┌──

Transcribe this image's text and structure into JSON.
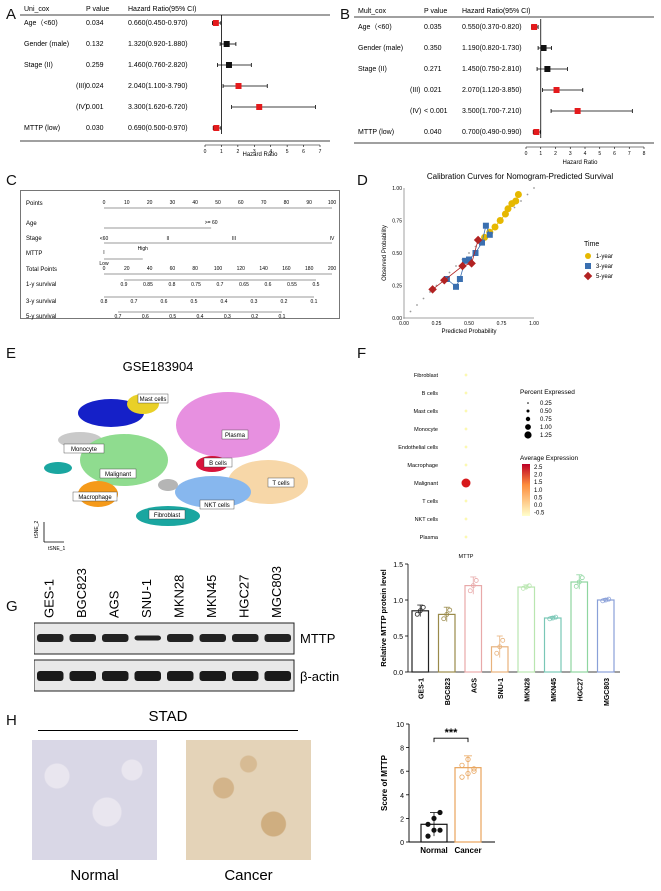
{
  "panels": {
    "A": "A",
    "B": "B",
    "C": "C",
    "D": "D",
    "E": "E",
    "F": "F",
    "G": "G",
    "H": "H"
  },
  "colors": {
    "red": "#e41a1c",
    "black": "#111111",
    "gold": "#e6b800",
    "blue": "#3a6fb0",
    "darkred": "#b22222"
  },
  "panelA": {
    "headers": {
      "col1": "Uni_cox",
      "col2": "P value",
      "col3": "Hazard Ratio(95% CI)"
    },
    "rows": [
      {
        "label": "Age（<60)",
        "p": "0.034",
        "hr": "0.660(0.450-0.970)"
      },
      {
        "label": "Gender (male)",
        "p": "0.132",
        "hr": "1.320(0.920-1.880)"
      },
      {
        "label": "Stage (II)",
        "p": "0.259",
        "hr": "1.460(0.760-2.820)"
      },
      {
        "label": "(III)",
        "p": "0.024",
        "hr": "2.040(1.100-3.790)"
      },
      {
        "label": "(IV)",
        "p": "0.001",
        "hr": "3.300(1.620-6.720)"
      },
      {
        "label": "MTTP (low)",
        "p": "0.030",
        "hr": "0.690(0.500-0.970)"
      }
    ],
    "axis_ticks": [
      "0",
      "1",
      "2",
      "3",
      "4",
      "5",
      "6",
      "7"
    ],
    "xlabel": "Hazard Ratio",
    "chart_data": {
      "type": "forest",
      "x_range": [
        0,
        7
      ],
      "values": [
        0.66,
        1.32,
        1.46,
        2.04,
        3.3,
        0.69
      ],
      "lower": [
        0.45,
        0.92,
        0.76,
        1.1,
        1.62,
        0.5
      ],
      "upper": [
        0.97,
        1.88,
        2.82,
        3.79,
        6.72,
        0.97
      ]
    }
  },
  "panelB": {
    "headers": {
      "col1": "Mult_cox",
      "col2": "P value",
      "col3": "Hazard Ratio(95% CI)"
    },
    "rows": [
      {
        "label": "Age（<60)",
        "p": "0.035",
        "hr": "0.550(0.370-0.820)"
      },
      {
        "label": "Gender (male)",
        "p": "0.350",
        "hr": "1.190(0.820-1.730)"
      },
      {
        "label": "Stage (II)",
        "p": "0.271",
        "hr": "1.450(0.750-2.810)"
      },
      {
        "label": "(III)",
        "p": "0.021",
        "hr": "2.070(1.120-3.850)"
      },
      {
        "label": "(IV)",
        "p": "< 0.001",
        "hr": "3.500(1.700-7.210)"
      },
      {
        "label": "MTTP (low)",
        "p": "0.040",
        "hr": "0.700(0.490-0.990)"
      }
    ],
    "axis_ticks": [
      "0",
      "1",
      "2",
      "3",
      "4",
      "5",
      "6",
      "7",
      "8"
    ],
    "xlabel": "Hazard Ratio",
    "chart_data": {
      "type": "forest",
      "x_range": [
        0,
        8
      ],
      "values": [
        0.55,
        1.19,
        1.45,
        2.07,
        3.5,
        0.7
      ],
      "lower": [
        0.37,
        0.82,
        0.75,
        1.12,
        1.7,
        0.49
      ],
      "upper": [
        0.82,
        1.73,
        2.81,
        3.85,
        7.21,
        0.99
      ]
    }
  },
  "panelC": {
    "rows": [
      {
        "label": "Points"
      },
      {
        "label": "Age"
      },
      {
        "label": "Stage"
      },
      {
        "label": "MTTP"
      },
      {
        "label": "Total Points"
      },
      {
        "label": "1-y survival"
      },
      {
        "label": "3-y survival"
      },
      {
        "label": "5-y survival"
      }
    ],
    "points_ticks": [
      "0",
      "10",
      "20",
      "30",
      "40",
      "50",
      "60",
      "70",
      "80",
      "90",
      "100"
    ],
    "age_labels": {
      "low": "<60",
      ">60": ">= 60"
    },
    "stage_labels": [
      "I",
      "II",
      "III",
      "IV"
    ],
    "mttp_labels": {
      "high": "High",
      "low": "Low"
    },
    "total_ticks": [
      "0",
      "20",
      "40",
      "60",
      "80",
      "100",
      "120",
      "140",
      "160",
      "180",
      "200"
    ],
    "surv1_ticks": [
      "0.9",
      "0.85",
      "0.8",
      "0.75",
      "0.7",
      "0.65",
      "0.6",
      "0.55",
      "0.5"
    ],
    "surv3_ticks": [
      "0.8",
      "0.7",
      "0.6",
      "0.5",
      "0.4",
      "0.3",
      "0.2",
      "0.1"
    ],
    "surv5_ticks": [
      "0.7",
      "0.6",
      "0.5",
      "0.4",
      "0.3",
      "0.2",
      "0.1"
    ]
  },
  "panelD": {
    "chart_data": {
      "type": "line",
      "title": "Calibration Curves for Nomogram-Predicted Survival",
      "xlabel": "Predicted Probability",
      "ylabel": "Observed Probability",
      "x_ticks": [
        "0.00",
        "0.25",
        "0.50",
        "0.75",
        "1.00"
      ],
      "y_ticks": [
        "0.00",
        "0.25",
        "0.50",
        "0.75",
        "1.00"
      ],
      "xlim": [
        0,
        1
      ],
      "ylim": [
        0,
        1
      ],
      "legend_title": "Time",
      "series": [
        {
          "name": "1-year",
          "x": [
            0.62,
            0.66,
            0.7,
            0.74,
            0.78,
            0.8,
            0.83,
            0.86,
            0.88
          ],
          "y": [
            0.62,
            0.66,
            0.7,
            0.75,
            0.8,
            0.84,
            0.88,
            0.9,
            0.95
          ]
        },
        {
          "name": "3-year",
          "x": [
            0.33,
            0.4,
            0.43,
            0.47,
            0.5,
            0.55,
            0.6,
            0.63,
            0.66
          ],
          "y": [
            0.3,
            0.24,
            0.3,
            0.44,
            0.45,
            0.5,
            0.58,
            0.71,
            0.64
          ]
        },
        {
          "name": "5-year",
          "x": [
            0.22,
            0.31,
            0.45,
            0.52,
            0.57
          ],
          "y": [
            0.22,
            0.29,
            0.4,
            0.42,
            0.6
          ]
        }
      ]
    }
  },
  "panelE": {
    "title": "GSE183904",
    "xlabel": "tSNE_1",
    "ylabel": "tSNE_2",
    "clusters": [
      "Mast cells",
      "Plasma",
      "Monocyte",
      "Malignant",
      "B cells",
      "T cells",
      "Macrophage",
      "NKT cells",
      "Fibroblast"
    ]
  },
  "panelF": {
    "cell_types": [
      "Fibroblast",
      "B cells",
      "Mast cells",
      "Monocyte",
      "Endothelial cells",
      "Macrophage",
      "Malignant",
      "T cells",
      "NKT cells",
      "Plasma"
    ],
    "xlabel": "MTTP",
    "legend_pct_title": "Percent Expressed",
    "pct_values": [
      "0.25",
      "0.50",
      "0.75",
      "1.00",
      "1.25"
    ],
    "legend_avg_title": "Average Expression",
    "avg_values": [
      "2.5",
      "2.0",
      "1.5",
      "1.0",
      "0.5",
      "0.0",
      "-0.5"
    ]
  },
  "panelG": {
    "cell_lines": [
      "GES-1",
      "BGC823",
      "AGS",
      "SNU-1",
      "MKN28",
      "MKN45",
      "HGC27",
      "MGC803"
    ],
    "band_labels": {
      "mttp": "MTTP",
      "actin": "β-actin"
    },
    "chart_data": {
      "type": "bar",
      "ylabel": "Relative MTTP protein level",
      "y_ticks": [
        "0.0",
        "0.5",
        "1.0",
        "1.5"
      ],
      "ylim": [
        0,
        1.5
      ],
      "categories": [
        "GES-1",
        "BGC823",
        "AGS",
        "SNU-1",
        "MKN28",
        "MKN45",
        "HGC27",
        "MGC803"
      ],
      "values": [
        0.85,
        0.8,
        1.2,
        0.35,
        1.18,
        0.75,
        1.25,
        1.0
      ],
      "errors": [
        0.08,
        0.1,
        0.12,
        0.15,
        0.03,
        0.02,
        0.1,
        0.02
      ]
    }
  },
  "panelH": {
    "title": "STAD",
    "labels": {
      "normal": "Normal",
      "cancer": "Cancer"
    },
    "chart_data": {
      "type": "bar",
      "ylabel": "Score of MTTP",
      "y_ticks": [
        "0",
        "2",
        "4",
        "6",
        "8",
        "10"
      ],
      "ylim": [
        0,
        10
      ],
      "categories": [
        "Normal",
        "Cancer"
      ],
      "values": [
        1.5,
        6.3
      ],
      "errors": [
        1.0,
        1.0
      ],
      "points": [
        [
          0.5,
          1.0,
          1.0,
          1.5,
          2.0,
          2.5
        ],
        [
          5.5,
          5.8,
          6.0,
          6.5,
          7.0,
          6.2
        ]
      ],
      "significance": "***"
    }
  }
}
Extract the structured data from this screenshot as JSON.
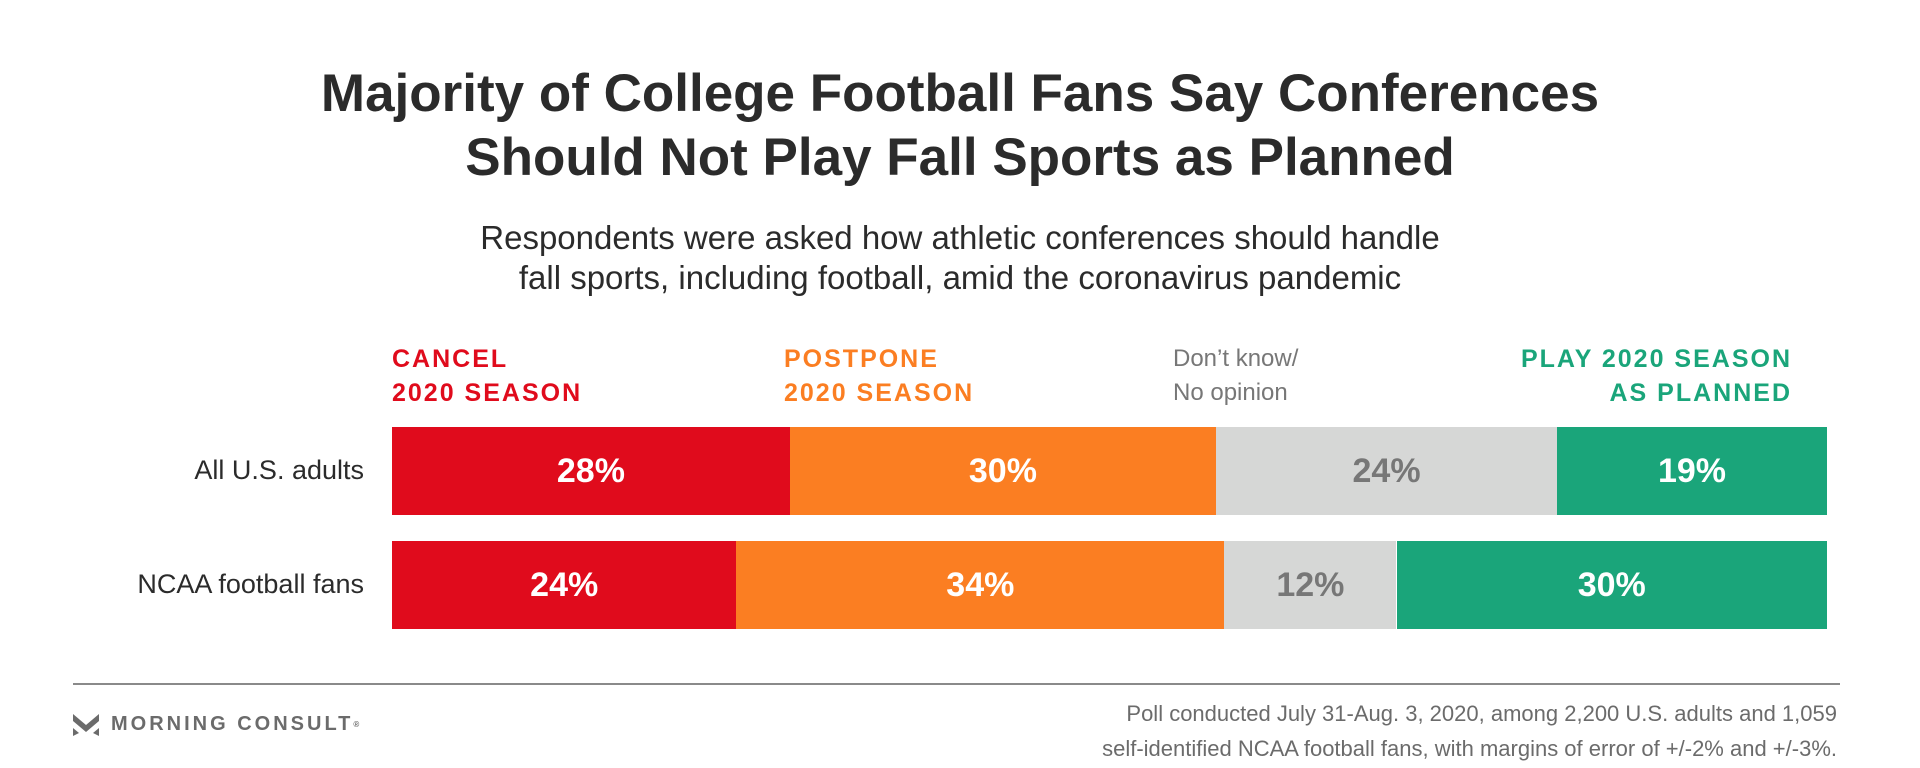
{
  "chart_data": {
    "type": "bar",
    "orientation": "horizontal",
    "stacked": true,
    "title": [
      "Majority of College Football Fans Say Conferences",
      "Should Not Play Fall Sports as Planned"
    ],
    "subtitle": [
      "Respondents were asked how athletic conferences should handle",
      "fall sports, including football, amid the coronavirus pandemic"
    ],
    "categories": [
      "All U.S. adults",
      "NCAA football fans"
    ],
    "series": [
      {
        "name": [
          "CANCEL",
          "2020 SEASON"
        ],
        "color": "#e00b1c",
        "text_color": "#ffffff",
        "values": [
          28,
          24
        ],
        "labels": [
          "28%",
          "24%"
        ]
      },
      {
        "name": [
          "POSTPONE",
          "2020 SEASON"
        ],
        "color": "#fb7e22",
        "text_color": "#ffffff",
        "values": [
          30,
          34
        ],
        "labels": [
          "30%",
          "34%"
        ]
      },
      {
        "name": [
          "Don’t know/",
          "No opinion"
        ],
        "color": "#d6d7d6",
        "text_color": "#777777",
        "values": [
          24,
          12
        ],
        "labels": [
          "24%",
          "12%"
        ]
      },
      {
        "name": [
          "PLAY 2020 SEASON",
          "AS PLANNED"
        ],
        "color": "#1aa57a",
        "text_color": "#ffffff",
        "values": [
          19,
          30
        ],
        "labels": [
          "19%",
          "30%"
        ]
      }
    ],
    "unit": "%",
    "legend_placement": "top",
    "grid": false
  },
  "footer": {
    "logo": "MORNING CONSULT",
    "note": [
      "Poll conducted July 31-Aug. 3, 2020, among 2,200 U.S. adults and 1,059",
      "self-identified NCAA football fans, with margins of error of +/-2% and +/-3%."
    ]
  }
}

└──

_Assigned task:_ Scan the data above for the string "adults". Copy every line in which it appears.

_Output:_
      "All U.S. adults",
      "Poll conducted July 31-Aug. 3, 2020, among 2,200 U.S. adults and 1,059",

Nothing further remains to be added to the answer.